=== Do this ===
Without the pictures, output the records below word for word.

Items from a data source:
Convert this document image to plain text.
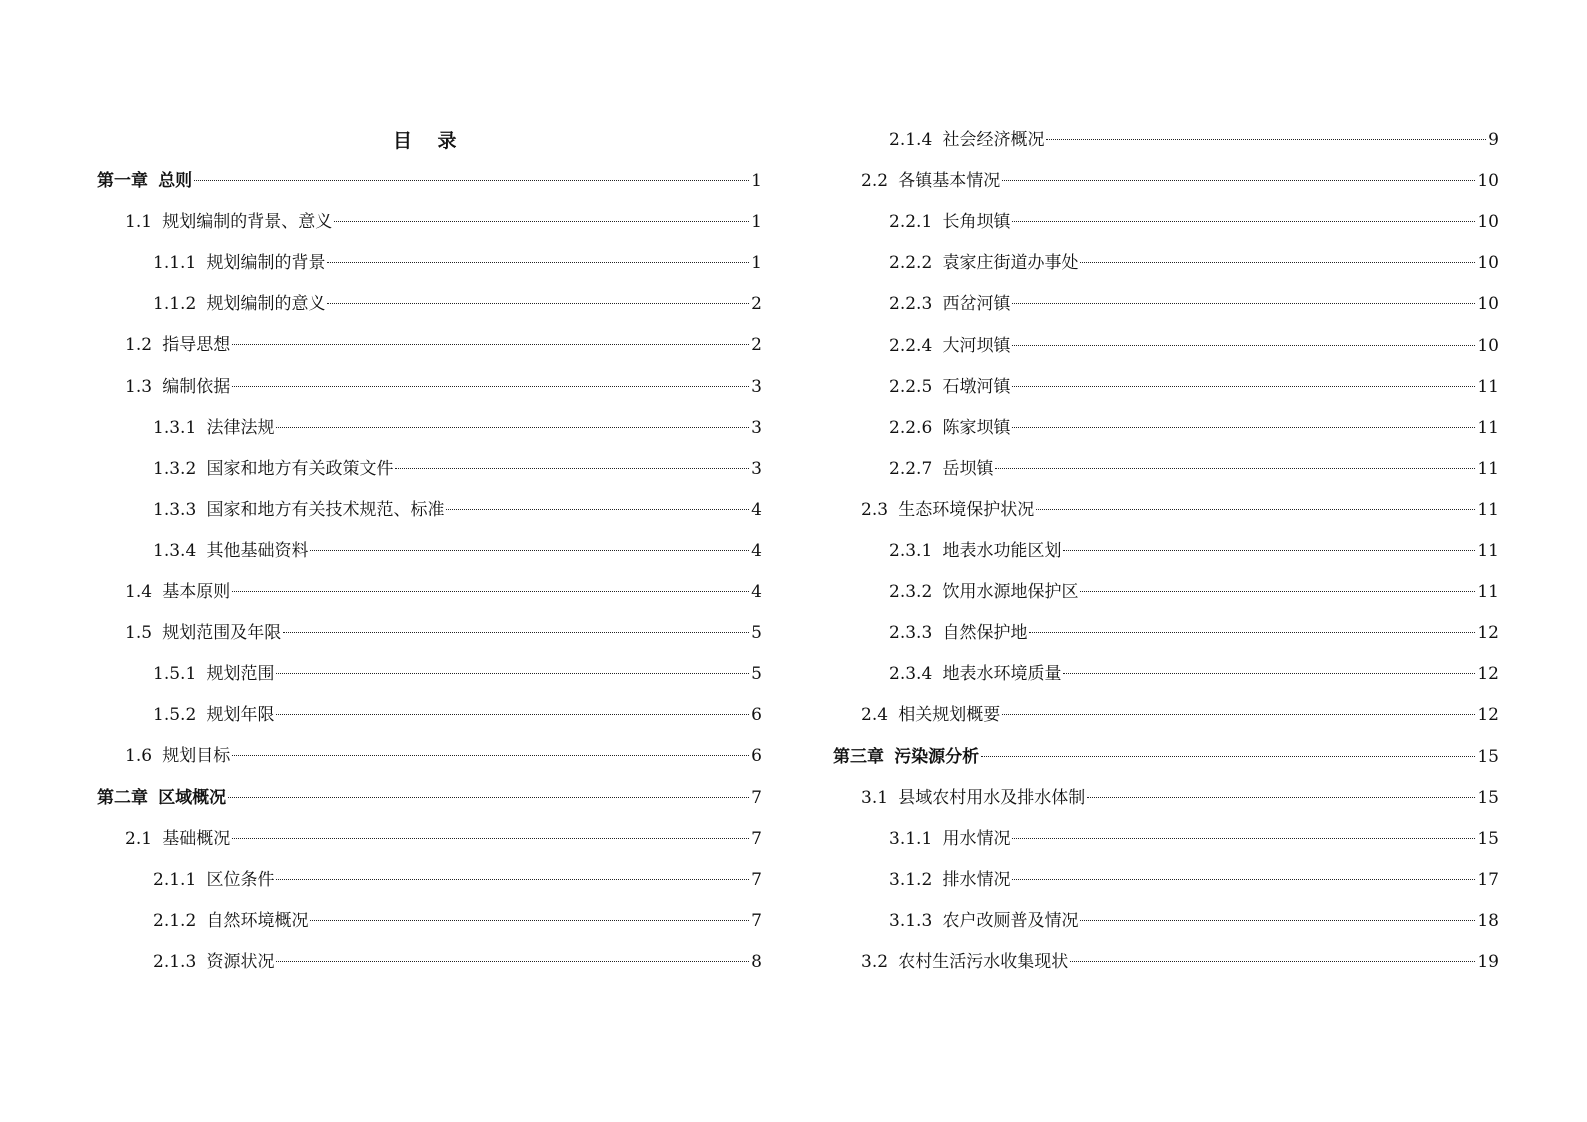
目 录
第一章 总则	1
1.1 规划编制的背景、意义	1
1.1.1 规划编制的背景	1
1.1.2 规划编制的意义	2
1.2 指导思想	2
1.3 编制依据	3
1.3.1 法律法规	3
1.3.2 国家和地方有关政策文件	3
1.3.3 国家和地方有关技术规范、标准	4
1.3.4 其他基础资料	4
1.4 基本原则	4
1.5 规划范围及年限	5
1.5.1 规划范围	5
1.5.2 规划年限	6
1.6 规划目标	6
第二章 区域概况	7
2.1 基础概况	7
2.1.1 区位条件	7
2.1.2 自然环境概况	7
2.1.3 资源状况	8
2.1.4 社会经济概况	9
2.2 各镇基本情况	10
2.2.1 长角坝镇	10
2.2.2 袁家庄街道办事处	10
2.2.3 西岔河镇	10
2.2.4 大河坝镇	10
2.2.5 石墩河镇	11
2.2.6 陈家坝镇	11
2.2.7 岳坝镇	11
2.3 生态环境保护状况	11
2.3.1 地表水功能区划	11
2.3.2 饮用水源地保护区	11
2.3.3 自然保护地	12
2.3.4 地表水环境质量	12
2.4 相关规划概要	12
第三章 污染源分析	15
3.1 县域农村用水及排水体制	15
3.1.1 用水情况	15
3.1.2 排水情况	17
3.1.3 农户改厕普及情况	18
3.2 农村生活污水收集现状	19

=== Task result ===
Convert this document image to plain text.
目 录
第一章 总则	1
1.1 规划编制的背景、意义	1
1.1.1 规划编制的背景	1
1.1.2 规划编制的意义	2
1.2 指导思想	2
1.3 编制依据	3
1.3.1 法律法规	3
1.3.2 国家和地方有关政策文件	3
1.3.3 国家和地方有关技术规范、标准	4
1.3.4 其他基础资料	4
1.4 基本原则	4
1.5 规划范围及年限	5
1.5.1 规划范围	5
1.5.2 规划年限	6
1.6 规划目标	6
第二章 区域概况	7
2.1 基础概况	7
2.1.1 区位条件	7
2.1.2 自然环境概况	7
2.1.3 资源状况	8
2.1.4 社会经济概况	9
2.2 各镇基本情况	10
2.2.1 长角坝镇	10
2.2.2 袁家庄街道办事处	10
2.2.3 西岔河镇	10
2.2.4 大河坝镇	10
2.2.5 石墩河镇	11
2.2.6 陈家坝镇	11
2.2.7 岳坝镇	11
2.3 生态环境保护状况	11
2.3.1 地表水功能区划	11
2.3.2 饮用水源地保护区	11
2.3.3 自然保护地	12
2.3.4 地表水环境质量	12
2.4 相关规划概要	12
第三章 污染源分析	15
3.1 县域农村用水及排水体制	15
3.1.1 用水情况	15
3.1.2 排水情况	17
3.1.3 农户改厕普及情况	18
3.2 农村生活污水收集现状	19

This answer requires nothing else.